**Required task**
How many lines in the records below hold the string "this"? Please answer with the number and nothing more.

***

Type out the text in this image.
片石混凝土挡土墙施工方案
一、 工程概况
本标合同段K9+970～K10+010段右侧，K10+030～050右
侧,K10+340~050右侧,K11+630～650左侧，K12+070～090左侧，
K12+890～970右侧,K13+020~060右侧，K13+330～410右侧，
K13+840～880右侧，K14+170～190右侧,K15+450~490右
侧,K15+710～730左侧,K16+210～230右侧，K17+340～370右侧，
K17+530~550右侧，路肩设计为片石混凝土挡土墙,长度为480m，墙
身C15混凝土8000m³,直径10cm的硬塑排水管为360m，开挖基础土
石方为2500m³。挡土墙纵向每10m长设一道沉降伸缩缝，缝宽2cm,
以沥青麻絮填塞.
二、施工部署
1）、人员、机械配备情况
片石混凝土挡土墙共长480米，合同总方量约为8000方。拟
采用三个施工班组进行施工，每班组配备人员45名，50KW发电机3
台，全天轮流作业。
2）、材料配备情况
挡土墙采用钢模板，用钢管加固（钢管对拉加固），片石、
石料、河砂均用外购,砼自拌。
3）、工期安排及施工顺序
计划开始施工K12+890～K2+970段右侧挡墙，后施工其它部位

***

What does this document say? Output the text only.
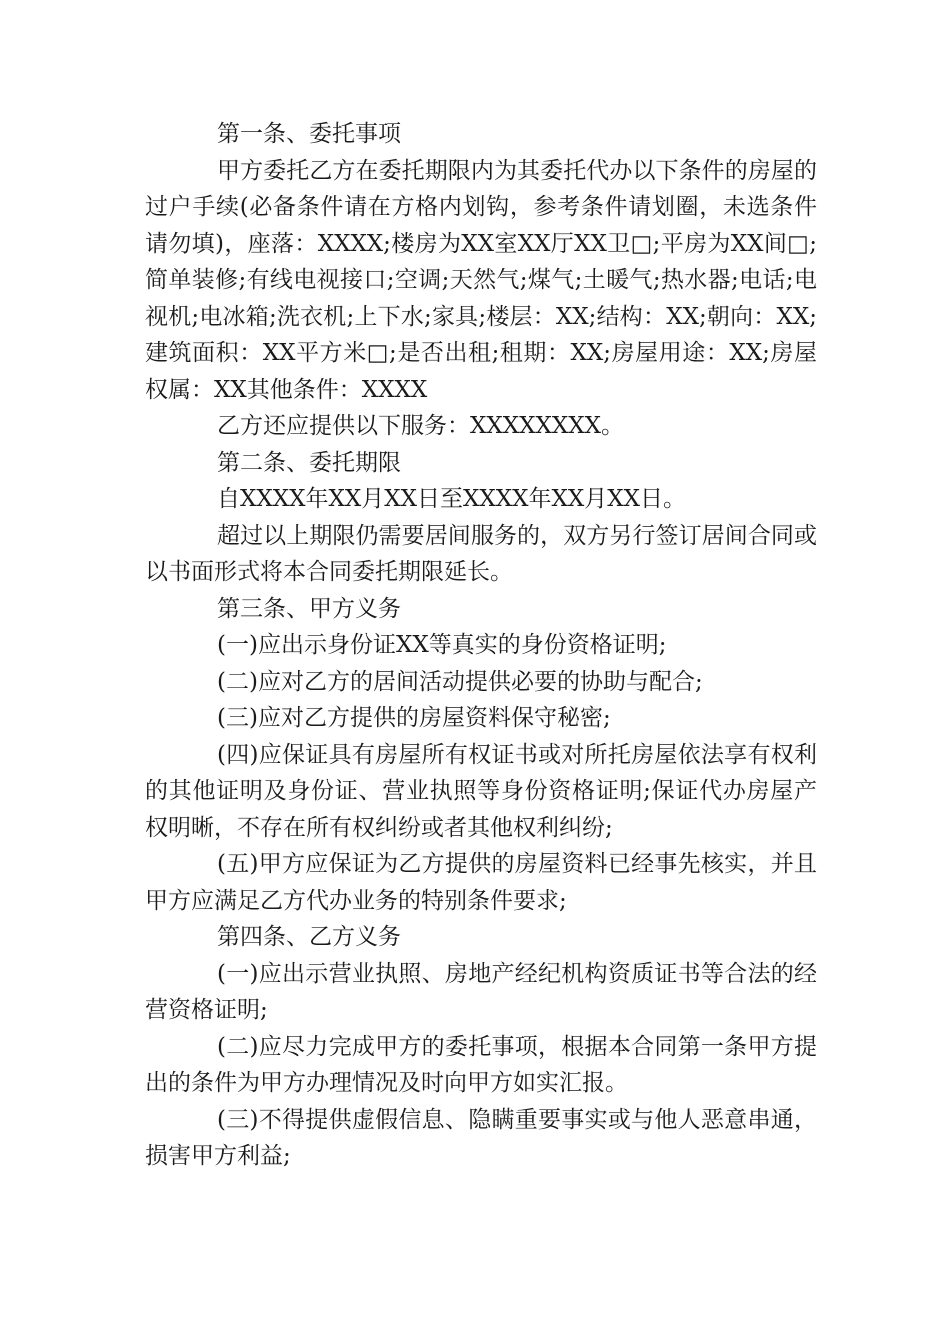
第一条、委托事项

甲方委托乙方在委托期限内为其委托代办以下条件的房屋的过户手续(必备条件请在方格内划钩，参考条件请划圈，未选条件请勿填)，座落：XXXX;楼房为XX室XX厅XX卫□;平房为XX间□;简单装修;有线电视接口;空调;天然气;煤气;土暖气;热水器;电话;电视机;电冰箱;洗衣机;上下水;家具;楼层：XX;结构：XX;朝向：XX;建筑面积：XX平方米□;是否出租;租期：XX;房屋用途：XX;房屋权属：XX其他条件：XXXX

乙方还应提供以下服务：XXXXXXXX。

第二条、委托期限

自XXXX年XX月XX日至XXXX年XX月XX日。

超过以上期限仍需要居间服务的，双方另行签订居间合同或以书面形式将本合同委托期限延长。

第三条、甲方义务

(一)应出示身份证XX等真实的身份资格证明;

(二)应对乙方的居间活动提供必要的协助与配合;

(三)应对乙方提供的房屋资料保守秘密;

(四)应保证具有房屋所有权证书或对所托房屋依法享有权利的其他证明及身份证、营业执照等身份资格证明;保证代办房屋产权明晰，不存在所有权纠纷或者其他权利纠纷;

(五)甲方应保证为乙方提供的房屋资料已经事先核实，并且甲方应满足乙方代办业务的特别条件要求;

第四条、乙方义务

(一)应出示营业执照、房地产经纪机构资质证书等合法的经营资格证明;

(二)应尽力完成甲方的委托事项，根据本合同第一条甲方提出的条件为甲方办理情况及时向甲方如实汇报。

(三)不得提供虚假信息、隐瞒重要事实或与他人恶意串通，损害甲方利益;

***

**Solution to the problem**
2